··· ITEMS ···

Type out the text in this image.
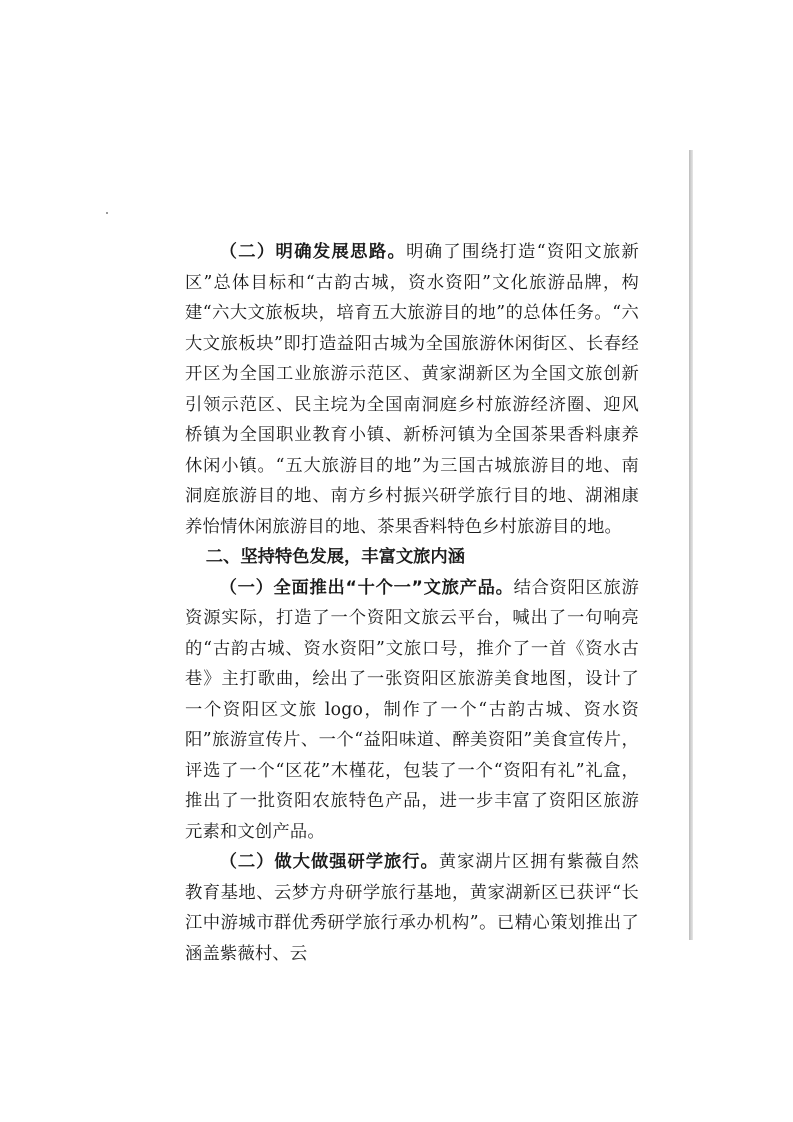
（二）明确发展思路。明确了围绕打造“资阳文旅新区”总体目标和“古韵古城，资水资阳”文化旅游品牌，构建“六大文旅板块，培育五大旅游目的地”的总体任务。“六大文旅板块”即打造益阳古城为全国旅游休闲街区、长春经开区为全国工业旅游示范区、黄家湖新区为全国文旅创新引领示范区、民主垸为全国南洞庭乡村旅游经济圈、迎风桥镇为全国职业教育小镇、新桥河镇为全国茶果香料康养休闲小镇。“五大旅游目的地”为三国古城旅游目的地、南洞庭旅游目的地、南方乡村振兴研学旅行目的地、湖湘康养怡情休闲旅游目的地、茶果香料特色乡村旅游目的地。

二、坚持特色发展，丰富文旅内涵

（一）全面推出“十个一”文旅产品。结合资阳区旅游资源实际，打造了一个资阳文旅云平台，喊出了一句响亮的“古韵古城、资水资阳”文旅口号，推介了一首《资水古巷》主打歌曲，绘出了一张资阳区旅游美食地图，设计了一个资阳区文旅 logo，制作了一个“古韵古城、资水资阳”旅游宣传片、一个“益阳味道、醉美资阳”美食宣传片，评选了一个“区花”木槿花，包装了一个“资阳有礼”礼盒，推出了一批资阳农旅特色产品，进一步丰富了资阳区旅游元素和文创产品。

（二）做大做强研学旅行。黄家湖片区拥有紫薇自然教育基地、云梦方舟研学旅行基地，黄家湖新区已获评“长江中游城市群优秀研学旅行承办机构”。已精心策划推出了涵盖紫薇村、云
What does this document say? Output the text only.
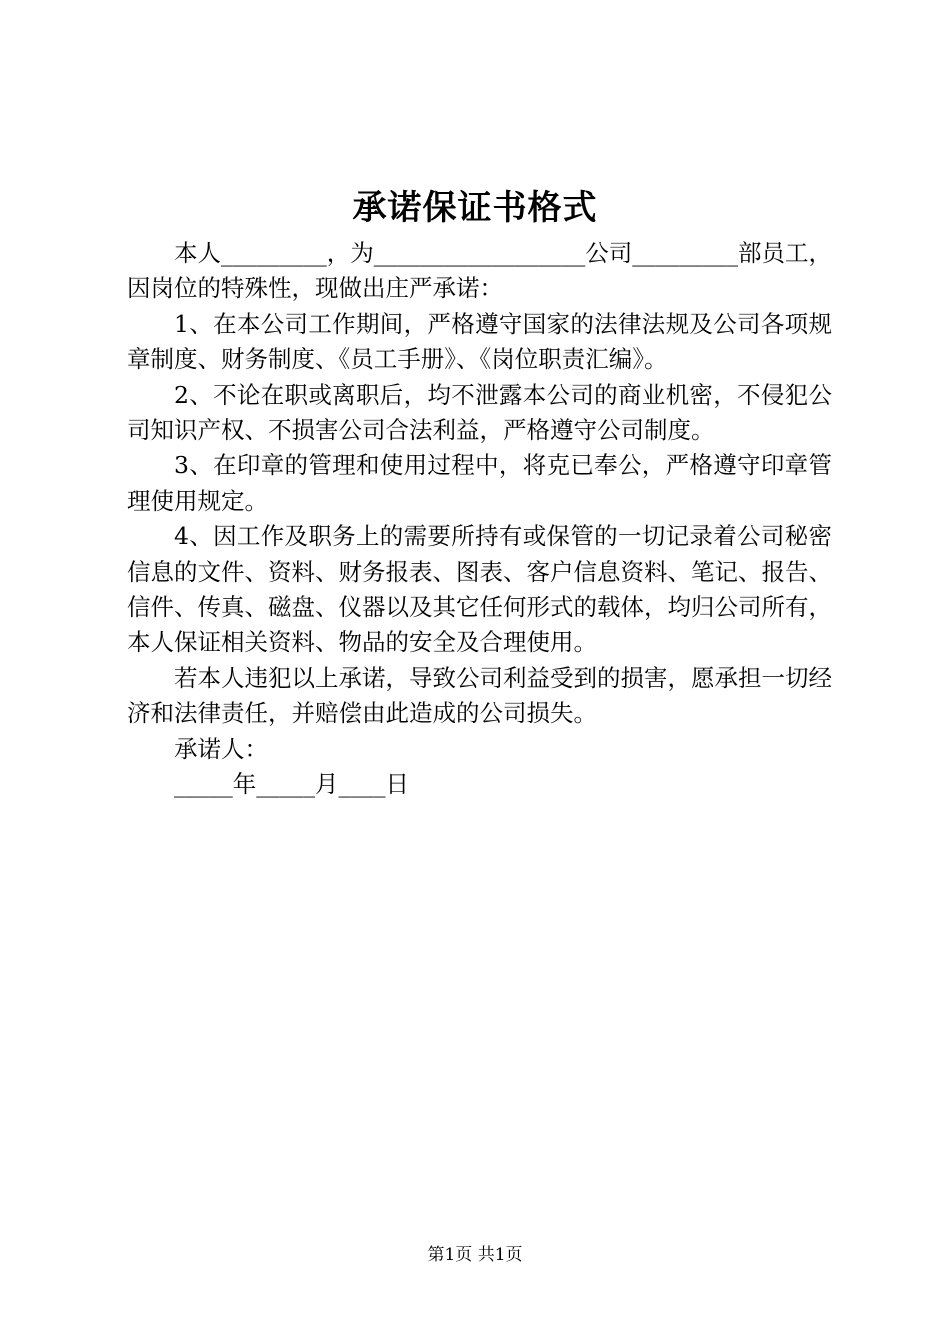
承诺保证书格式

本人_________，为__________________公司_________部员工，因岗位的特殊性，现做出庄严承诺：

1、在本公司工作期间，严格遵守国家的法律法规及公司各项规章制度、财务制度、《员工手册》、《岗位职责汇编》。

2、不论在职或离职后，均不泄露本公司的商业机密，不侵犯公司知识产权、不损害公司合法利益，严格遵守公司制度。

3、在印章的管理和使用过程中，将克已奉公，严格遵守印章管理使用规定。

4、因工作及职务上的需要所持有或保管的一切记录着公司秘密信息的文件、资料、财务报表、图表、客户信息资料、笔记、报告、信件、传真、磁盘、仪器以及其它任何形式的载体，均归公司所有，本人保证相关资料、物品的安全及合理使用。

若本人违犯以上承诺，导致公司利益受到的损害，愿承担一切经济和法律责任，并赔偿由此造成的公司损失。

承诺人：
_____年_____月____日
第1页 共1页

···

→ **BRIEF**: Without the pictures, repeat exactly the lines running from the line containing "What does this" through the end of the data, both ends included.

→ **THE RESPONSE**:
What does this document say? Output the text only.
承诺保证书格式

本人_________，为__________________公司_________部员工，因岗位的特殊性，现做出庄严承诺：

1、在本公司工作期间，严格遵守国家的法律法规及公司各项规章制度、财务制度、《员工手册》、《岗位职责汇编》。

2、不论在职或离职后，均不泄露本公司的商业机密，不侵犯公司知识产权、不损害公司合法利益，严格遵守公司制度。

3、在印章的管理和使用过程中，将克已奉公，严格遵守印章管理使用规定。

4、因工作及职务上的需要所持有或保管的一切记录着公司秘密信息的文件、资料、财务报表、图表、客户信息资料、笔记、报告、信件、传真、磁盘、仪器以及其它任何形式的载体，均归公司所有，本人保证相关资料、物品的安全及合理使用。

若本人违犯以上承诺，导致公司利益受到的损害，愿承担一切经济和法律责任，并赔偿由此造成的公司损失。

承诺人：
_____年_____月____日
第1页 共1页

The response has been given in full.